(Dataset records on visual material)
· · · · ·
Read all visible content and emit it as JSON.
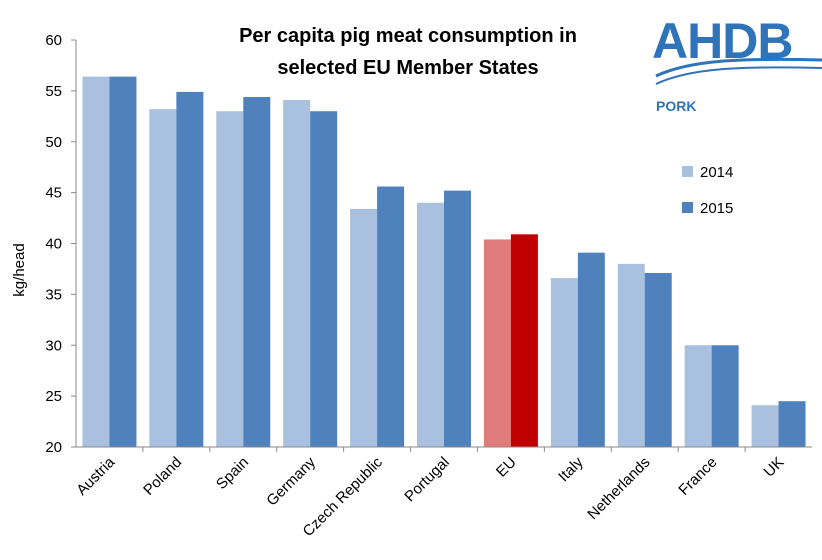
{
  "logo": {
    "text": "AHDB",
    "sub": "PORK"
  },
  "chart_data": {
    "type": "bar",
    "title_lines": [
      "Per capita pig meat consumption in",
      "selected EU Member States"
    ],
    "ylabel": "kg/head",
    "xlabel": "",
    "ylim": [
      20,
      60
    ],
    "yticks": [
      20,
      25,
      30,
      35,
      40,
      45,
      50,
      55,
      60
    ],
    "grid": false,
    "legend_position": "right",
    "categories": [
      "Austria",
      "Poland",
      "Spain",
      "Germany",
      "Czech Republic",
      "Portugal",
      "EU",
      "Italy",
      "Netherlands",
      "France",
      "UK"
    ],
    "series": [
      {
        "name": "2014",
        "color": "#a9c0de",
        "values": [
          56.4,
          53.2,
          53.0,
          54.1,
          43.4,
          44.0,
          40.4,
          36.6,
          38.0,
          30.0,
          24.1
        ]
      },
      {
        "name": "2015",
        "color": "#4f81bd",
        "values": [
          56.4,
          54.9,
          54.4,
          53.0,
          45.6,
          45.2,
          40.9,
          39.1,
          37.1,
          30.0,
          24.5
        ]
      }
    ],
    "highlight": {
      "category": "EU",
      "colors": [
        "#e07b7b",
        "#c00000"
      ]
    }
  }
}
· · · · ·
- STATED GOAL -
Output the lines above in full and exactly as given, omitting any pictures.

- ANSWER FOR THIS EXERCISE -
Read all visible content and emit it as JSON.
{
  "logo": {
    "text": "AHDB",
    "sub": "PORK"
  },
  "chart_data": {
    "type": "bar",
    "title_lines": [
      "Per capita pig meat consumption in",
      "selected EU Member States"
    ],
    "ylabel": "kg/head",
    "xlabel": "",
    "ylim": [
      20,
      60
    ],
    "yticks": [
      20,
      25,
      30,
      35,
      40,
      45,
      50,
      55,
      60
    ],
    "grid": false,
    "legend_position": "right",
    "categories": [
      "Austria",
      "Poland",
      "Spain",
      "Germany",
      "Czech Republic",
      "Portugal",
      "EU",
      "Italy",
      "Netherlands",
      "France",
      "UK"
    ],
    "series": [
      {
        "name": "2014",
        "color": "#a9c0de",
        "values": [
          56.4,
          53.2,
          53.0,
          54.1,
          43.4,
          44.0,
          40.4,
          36.6,
          38.0,
          30.0,
          24.1
        ]
      },
      {
        "name": "2015",
        "color": "#4f81bd",
        "values": [
          56.4,
          54.9,
          54.4,
          53.0,
          45.6,
          45.2,
          40.9,
          39.1,
          37.1,
          30.0,
          24.5
        ]
      }
    ],
    "highlight": {
      "category": "EU",
      "colors": [
        "#e07b7b",
        "#c00000"
      ]
    }
  }
}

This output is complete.